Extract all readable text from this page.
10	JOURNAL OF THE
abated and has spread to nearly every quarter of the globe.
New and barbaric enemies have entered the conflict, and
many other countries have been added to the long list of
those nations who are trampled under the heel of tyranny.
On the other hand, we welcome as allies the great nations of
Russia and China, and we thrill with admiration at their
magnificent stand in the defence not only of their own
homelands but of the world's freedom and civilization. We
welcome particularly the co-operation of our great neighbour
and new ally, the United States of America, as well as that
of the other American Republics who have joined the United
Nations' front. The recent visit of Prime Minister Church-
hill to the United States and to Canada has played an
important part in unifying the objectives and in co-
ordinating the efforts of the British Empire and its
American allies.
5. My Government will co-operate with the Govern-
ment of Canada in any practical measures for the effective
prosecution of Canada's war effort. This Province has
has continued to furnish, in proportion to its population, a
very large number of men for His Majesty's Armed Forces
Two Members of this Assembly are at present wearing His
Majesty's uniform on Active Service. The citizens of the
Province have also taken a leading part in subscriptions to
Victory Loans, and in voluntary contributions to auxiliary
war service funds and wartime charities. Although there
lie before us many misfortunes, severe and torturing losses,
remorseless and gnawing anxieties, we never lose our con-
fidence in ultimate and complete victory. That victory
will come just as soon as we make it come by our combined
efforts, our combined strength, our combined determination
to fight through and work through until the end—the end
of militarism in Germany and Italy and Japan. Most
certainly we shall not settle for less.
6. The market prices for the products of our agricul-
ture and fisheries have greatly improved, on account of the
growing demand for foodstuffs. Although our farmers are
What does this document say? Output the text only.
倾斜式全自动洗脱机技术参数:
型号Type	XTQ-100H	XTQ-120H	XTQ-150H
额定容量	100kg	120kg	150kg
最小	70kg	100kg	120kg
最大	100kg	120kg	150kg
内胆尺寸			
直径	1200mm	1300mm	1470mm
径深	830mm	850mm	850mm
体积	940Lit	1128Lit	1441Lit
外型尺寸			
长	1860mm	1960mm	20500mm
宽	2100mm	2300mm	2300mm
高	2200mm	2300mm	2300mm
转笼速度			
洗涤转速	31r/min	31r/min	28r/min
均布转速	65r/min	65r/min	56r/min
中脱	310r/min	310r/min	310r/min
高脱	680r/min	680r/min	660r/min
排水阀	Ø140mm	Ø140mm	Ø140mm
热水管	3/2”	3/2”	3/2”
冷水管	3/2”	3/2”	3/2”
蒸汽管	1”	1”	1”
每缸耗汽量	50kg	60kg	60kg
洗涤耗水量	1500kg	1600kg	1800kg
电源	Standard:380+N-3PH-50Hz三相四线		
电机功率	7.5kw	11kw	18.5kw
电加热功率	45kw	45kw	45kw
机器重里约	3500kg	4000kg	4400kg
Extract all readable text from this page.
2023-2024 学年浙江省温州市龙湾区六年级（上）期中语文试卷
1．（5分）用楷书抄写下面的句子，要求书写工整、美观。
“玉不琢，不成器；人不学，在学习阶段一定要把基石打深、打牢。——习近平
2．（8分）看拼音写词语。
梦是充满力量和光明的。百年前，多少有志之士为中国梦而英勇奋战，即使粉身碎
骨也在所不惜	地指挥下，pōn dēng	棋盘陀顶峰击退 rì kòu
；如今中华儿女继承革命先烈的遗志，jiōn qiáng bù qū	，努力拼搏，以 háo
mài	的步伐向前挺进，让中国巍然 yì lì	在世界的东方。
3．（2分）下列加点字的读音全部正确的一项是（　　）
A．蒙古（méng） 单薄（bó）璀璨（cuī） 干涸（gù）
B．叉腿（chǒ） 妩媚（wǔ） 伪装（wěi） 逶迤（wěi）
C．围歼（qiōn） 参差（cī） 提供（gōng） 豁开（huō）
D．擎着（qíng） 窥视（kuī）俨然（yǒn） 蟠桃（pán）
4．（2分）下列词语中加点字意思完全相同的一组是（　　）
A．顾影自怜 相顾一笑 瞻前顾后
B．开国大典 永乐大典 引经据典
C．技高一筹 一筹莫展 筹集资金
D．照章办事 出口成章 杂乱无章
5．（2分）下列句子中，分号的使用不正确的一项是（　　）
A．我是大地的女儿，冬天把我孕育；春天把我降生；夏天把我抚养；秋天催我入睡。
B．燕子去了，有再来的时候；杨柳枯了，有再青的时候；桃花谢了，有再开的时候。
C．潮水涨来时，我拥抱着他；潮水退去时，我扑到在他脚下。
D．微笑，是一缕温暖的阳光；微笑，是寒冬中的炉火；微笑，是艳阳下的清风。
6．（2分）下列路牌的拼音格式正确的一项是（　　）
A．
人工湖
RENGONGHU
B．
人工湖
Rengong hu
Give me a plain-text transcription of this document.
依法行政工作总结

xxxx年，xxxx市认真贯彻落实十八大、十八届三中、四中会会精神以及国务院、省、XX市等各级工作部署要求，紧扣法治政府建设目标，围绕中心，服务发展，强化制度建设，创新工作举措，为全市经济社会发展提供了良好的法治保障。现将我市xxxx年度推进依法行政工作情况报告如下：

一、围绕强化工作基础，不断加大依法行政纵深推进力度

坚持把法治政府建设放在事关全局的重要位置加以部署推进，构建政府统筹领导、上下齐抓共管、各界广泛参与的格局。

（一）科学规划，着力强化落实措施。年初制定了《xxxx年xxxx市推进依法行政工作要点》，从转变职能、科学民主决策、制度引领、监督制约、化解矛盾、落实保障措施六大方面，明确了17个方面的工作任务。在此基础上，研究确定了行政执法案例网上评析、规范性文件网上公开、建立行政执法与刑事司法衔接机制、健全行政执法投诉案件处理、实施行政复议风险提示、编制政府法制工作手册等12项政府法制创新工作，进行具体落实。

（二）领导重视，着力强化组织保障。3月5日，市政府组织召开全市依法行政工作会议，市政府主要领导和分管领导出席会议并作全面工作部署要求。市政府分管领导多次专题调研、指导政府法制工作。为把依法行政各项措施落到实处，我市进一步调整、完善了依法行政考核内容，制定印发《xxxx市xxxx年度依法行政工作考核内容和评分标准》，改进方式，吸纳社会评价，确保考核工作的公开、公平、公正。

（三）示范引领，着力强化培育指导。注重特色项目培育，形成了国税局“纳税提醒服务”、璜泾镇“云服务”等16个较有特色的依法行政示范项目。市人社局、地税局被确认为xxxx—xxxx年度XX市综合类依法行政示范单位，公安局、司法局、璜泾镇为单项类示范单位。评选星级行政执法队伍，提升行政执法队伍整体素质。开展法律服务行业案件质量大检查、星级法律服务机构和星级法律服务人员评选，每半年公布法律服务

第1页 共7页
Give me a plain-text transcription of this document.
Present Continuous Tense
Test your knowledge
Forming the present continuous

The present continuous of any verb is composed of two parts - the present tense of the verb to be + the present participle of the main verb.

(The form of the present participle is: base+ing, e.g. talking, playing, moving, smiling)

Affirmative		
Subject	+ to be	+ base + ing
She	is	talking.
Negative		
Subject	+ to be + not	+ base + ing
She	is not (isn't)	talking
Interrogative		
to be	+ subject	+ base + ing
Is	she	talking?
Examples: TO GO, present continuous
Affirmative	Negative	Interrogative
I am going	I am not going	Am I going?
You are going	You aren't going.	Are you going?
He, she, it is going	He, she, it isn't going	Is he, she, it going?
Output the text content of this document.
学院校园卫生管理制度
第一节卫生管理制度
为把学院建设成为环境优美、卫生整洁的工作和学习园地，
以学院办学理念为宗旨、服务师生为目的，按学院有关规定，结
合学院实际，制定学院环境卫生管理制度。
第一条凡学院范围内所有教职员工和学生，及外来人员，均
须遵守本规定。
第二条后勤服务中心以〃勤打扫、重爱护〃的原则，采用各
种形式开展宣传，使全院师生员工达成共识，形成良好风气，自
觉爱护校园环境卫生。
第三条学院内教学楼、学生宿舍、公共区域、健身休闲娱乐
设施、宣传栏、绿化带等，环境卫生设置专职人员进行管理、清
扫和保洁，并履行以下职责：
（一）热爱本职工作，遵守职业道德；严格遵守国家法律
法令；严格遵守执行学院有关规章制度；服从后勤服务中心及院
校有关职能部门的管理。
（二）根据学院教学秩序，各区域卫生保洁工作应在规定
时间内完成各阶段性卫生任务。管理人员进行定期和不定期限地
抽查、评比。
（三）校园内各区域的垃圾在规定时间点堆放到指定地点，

> REQUIREMENTS
Copy each line of the data that contains the word "other".

> OUTPUT FOR THIS TASK
many other countries have been added to the long list of
On the other hand, we welcome as allies the great nations of
of the other American Republics who have joined the United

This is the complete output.